# INSTRUCTIONS FOR THE TASK
List each line of the data in which the string "Assets" appears.

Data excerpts
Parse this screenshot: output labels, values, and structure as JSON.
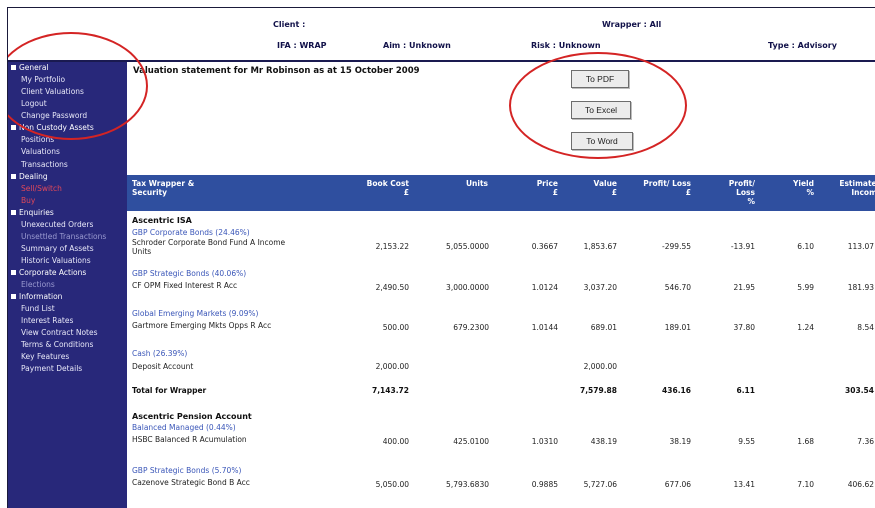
{
  "header": {
    "client_label": "Client :",
    "wrapper_label": "Wrapper : All",
    "ifa_label": "IFA : WRAP",
    "aim_label": "Aim : Unknown",
    "risk_label": "Risk : Unknown",
    "type_label": "Type : Advisory"
  },
  "sidebar": {
    "general": {
      "label": "General",
      "items": [
        "My Portfolio",
        "Client Valuations",
        "Logout",
        "Change Password"
      ]
    },
    "non_custody": {
      "label": "Non Custody Assets",
      "items": [
        "Positions",
        "Valuations",
        "Transactions"
      ]
    },
    "dealing": {
      "label": "Dealing",
      "items": [
        "Sell/Switch",
        "Buy"
      ]
    },
    "enquiries": {
      "label": "Enquiries",
      "items": [
        "Unexecuted Orders",
        "Unsettled Transactions",
        "Summary of Assets",
        "Historic Valuations"
      ]
    },
    "corporate": {
      "label": "Corporate Actions",
      "items": [
        "Elections"
      ]
    },
    "information": {
      "label": "Information",
      "items": [
        "Fund List",
        "Interest Rates",
        "View Contract Notes",
        "Terms & Conditions",
        "Key Features",
        "Payment Details"
      ]
    }
  },
  "main": {
    "title": "Valuation statement for Mr Robinson as at 15 October 2009",
    "buttons": {
      "pdf": "To PDF",
      "excel": "To Excel",
      "word": "To Word"
    }
  },
  "table": {
    "headers": {
      "security_1": "Tax Wrapper &",
      "security_2": "Security",
      "bookcost_1": "Book Cost",
      "bookcost_2": "£",
      "units": "Units",
      "price_1": "Price",
      "price_2": "£",
      "value_1": "Value",
      "value_2": "£",
      "pl_1": "Profit/ Loss",
      "pl_2": "£",
      "plpct_1": "Profit/",
      "plpct_2": "Loss",
      "plpct_3": "%",
      "yield_1": "Yield",
      "yield_2": "%",
      "income_1": "Estimated",
      "income_2": "Income"
    },
    "isa": {
      "title": "Ascentric ISA",
      "groups": [
        {
          "category": "GBP Corporate Bonds (24.46%)",
          "security": "Schroder Corporate Bond Fund A Income",
          "security2": "Units",
          "book_cost": "2,153.22",
          "units": "5,055.0000",
          "price": "0.3667",
          "value": "1,853.67",
          "pl": "-299.55",
          "pl_pct": "-13.91",
          "yield": "6.10",
          "income": "113.07"
        },
        {
          "category": "GBP Strategic Bonds (40.06%)",
          "security": "CF OPM Fixed Interest R Acc",
          "security2": "",
          "book_cost": "2,490.50",
          "units": "3,000.0000",
          "price": "1.0124",
          "value": "3,037.20",
          "pl": "546.70",
          "pl_pct": "21.95",
          "yield": "5.99",
          "income": "181.93"
        },
        {
          "category": "Global Emerging Markets (9.09%)",
          "security": "Gartmore Emerging Mkts Opps R Acc",
          "security2": "",
          "book_cost": "500.00",
          "units": "679.2300",
          "price": "1.0144",
          "value": "689.01",
          "pl": "189.01",
          "pl_pct": "37.80",
          "yield": "1.24",
          "income": "8.54"
        },
        {
          "category": "Cash (26.39%)",
          "security": "Deposit Account",
          "security2": "",
          "book_cost": "2,000.00",
          "units": "",
          "price": "",
          "value": "2,000.00",
          "pl": "",
          "pl_pct": "",
          "yield": "",
          "income": ""
        }
      ],
      "total": {
        "label": "Total for Wrapper",
        "book_cost": "7,143.72",
        "value": "7,579.88",
        "pl": "436.16",
        "pl_pct": "6.11",
        "income": "303.54"
      }
    },
    "pension": {
      "title": "Ascentric Pension Account",
      "groups": [
        {
          "category": "Balanced Managed (0.44%)",
          "security": "HSBC Balanced R Acumulation",
          "security2": "",
          "book_cost": "400.00",
          "units": "425.0100",
          "price": "1.0310",
          "value": "438.19",
          "pl": "38.19",
          "pl_pct": "9.55",
          "yield": "1.68",
          "income": "7.36"
        },
        {
          "category": "GBP Strategic Bonds (5.70%)",
          "security": "Cazenove Strategic Bond B Acc",
          "security2": "",
          "book_cost": "5,050.00",
          "units": "5,793.6830",
          "price": "0.9885",
          "value": "5,727.06",
          "pl": "677.06",
          "pl_pct": "13.41",
          "yield": "7.10",
          "income": "406.62"
        }
      ]
    }
  }
}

# EXPECTED ANSWER
      "label": "Non Custody Assets",
        "Summary of Assets",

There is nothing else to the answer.